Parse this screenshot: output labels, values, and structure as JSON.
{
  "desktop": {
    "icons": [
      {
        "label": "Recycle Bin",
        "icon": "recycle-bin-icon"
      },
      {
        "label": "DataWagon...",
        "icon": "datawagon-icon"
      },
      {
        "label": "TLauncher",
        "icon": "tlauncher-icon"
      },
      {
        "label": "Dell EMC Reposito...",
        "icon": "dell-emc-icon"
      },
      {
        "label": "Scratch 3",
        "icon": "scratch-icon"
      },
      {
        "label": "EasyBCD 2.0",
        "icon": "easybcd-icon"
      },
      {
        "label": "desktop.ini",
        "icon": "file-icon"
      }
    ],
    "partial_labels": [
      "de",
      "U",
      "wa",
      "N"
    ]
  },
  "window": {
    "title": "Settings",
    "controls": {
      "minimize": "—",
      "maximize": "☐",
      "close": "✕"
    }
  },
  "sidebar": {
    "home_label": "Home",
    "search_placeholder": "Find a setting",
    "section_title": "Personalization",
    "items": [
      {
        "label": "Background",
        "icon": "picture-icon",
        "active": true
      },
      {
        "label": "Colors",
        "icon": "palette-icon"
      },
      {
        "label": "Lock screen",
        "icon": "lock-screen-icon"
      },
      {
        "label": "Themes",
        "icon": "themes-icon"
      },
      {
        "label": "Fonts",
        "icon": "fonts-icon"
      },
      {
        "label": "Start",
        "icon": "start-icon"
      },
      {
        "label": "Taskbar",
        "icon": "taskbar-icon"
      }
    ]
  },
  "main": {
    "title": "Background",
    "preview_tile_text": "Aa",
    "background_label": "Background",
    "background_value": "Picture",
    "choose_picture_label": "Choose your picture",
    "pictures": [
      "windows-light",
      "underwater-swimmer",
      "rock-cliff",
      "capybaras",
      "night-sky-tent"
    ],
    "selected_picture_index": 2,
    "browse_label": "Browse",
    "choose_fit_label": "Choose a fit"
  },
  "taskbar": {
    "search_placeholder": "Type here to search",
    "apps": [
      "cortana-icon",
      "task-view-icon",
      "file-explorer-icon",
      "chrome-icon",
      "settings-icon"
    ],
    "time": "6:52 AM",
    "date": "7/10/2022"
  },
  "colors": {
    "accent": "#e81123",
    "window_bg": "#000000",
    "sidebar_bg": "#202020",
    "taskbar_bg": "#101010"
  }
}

* Written exercise:
Write out the whole listing again, exactly as it stands.

* Answer in full:
Parse this screenshot: output labels, values, and structure as JSON.
{
  "desktop": {
    "icons": [
      {
        "label": "Recycle Bin",
        "icon": "recycle-bin-icon"
      },
      {
        "label": "DataWagon...",
        "icon": "datawagon-icon"
      },
      {
        "label": "TLauncher",
        "icon": "tlauncher-icon"
      },
      {
        "label": "Dell EMC Reposito...",
        "icon": "dell-emc-icon"
      },
      {
        "label": "Scratch 3",
        "icon": "scratch-icon"
      },
      {
        "label": "EasyBCD 2.0",
        "icon": "easybcd-icon"
      },
      {
        "label": "desktop.ini",
        "icon": "file-icon"
      }
    ],
    "partial_labels": [
      "de",
      "U",
      "wa",
      "N"
    ]
  },
  "window": {
    "title": "Settings",
    "controls": {
      "minimize": "—",
      "maximize": "☐",
      "close": "✕"
    }
  },
  "sidebar": {
    "home_label": "Home",
    "search_placeholder": "Find a setting",
    "section_title": "Personalization",
    "items": [
      {
        "label": "Background",
        "icon": "picture-icon",
        "active": true
      },
      {
        "label": "Colors",
        "icon": "palette-icon"
      },
      {
        "label": "Lock screen",
        "icon": "lock-screen-icon"
      },
      {
        "label": "Themes",
        "icon": "themes-icon"
      },
      {
        "label": "Fonts",
        "icon": "fonts-icon"
      },
      {
        "label": "Start",
        "icon": "start-icon"
      },
      {
        "label": "Taskbar",
        "icon": "taskbar-icon"
      }
    ]
  },
  "main": {
    "title": "Background",
    "preview_tile_text": "Aa",
    "background_label": "Background",
    "background_value": "Picture",
    "choose_picture_label": "Choose your picture",
    "pictures": [
      "windows-light",
      "underwater-swimmer",
      "rock-cliff",
      "capybaras",
      "night-sky-tent"
    ],
    "selected_picture_index": 2,
    "browse_label": "Browse",
    "choose_fit_label": "Choose a fit"
  },
  "taskbar": {
    "search_placeholder": "Type here to search",
    "apps": [
      "cortana-icon",
      "task-view-icon",
      "file-explorer-icon",
      "chrome-icon",
      "settings-icon"
    ],
    "time": "6:52 AM",
    "date": "7/10/2022"
  },
  "colors": {
    "accent": "#e81123",
    "window_bg": "#000000",
    "sidebar_bg": "#202020",
    "taskbar_bg": "#101010"
  }
}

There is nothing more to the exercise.